> **Instructions for the task**: The data below must be copied in full and without any change.

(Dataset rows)
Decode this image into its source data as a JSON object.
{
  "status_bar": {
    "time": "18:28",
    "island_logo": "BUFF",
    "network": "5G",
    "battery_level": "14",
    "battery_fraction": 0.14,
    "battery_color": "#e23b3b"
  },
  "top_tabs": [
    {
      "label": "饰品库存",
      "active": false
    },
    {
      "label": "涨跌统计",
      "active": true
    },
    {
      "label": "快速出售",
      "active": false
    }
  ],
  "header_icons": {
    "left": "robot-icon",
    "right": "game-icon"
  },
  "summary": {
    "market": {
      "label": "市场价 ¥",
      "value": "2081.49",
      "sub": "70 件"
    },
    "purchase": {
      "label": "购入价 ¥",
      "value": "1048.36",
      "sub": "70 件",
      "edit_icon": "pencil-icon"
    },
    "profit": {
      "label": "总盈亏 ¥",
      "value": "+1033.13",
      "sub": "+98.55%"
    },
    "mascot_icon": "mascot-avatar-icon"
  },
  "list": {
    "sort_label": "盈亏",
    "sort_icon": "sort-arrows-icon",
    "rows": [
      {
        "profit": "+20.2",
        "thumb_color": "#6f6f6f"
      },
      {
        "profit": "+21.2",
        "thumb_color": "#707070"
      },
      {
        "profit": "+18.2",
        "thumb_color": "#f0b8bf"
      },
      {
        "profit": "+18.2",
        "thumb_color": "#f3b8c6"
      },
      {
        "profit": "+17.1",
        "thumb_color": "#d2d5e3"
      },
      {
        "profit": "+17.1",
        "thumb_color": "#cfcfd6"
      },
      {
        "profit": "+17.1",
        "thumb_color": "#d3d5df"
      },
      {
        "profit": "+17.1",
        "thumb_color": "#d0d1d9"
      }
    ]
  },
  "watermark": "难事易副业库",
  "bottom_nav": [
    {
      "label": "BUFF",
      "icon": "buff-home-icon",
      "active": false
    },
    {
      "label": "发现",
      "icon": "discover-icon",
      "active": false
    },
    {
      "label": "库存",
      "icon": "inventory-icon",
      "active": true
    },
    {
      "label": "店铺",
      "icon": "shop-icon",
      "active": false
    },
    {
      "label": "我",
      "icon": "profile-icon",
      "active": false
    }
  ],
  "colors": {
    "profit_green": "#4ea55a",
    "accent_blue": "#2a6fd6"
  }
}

> **Solved problem**:
Decode this image into its source data as a JSON object.
{
  "status_bar": {
    "time": "18:28",
    "island_logo": "BUFF",
    "network": "5G",
    "battery_level": "14",
    "battery_fraction": 0.14,
    "battery_color": "#e23b3b"
  },
  "top_tabs": [
    {
      "label": "饰品库存",
      "active": false
    },
    {
      "label": "涨跌统计",
      "active": true
    },
    {
      "label": "快速出售",
      "active": false
    }
  ],
  "header_icons": {
    "left": "robot-icon",
    "right": "game-icon"
  },
  "summary": {
    "market": {
      "label": "市场价 ¥",
      "value": "2081.49",
      "sub": "70 件"
    },
    "purchase": {
      "label": "购入价 ¥",
      "value": "1048.36",
      "sub": "70 件",
      "edit_icon": "pencil-icon"
    },
    "profit": {
      "label": "总盈亏 ¥",
      "value": "+1033.13",
      "sub": "+98.55%"
    },
    "mascot_icon": "mascot-avatar-icon"
  },
  "list": {
    "sort_label": "盈亏",
    "sort_icon": "sort-arrows-icon",
    "rows": [
      {
        "profit": "+20.2",
        "thumb_color": "#6f6f6f"
      },
      {
        "profit": "+21.2",
        "thumb_color": "#707070"
      },
      {
        "profit": "+18.2",
        "thumb_color": "#f0b8bf"
      },
      {
        "profit": "+18.2",
        "thumb_color": "#f3b8c6"
      },
      {
        "profit": "+17.1",
        "thumb_color": "#d2d5e3"
      },
      {
        "profit": "+17.1",
        "thumb_color": "#cfcfd6"
      },
      {
        "profit": "+17.1",
        "thumb_color": "#d3d5df"
      },
      {
        "profit": "+17.1",
        "thumb_color": "#d0d1d9"
      }
    ]
  },
  "watermark": "难事易副业库",
  "bottom_nav": [
    {
      "label": "BUFF",
      "icon": "buff-home-icon",
      "active": false
    },
    {
      "label": "发现",
      "icon": "discover-icon",
      "active": false
    },
    {
      "label": "库存",
      "icon": "inventory-icon",
      "active": true
    },
    {
      "label": "店铺",
      "icon": "shop-icon",
      "active": false
    },
    {
      "label": "我",
      "icon": "profile-icon",
      "active": false
    }
  ],
  "colors": {
    "profit_green": "#4ea55a",
    "accent_blue": "#2a6fd6"
  }
}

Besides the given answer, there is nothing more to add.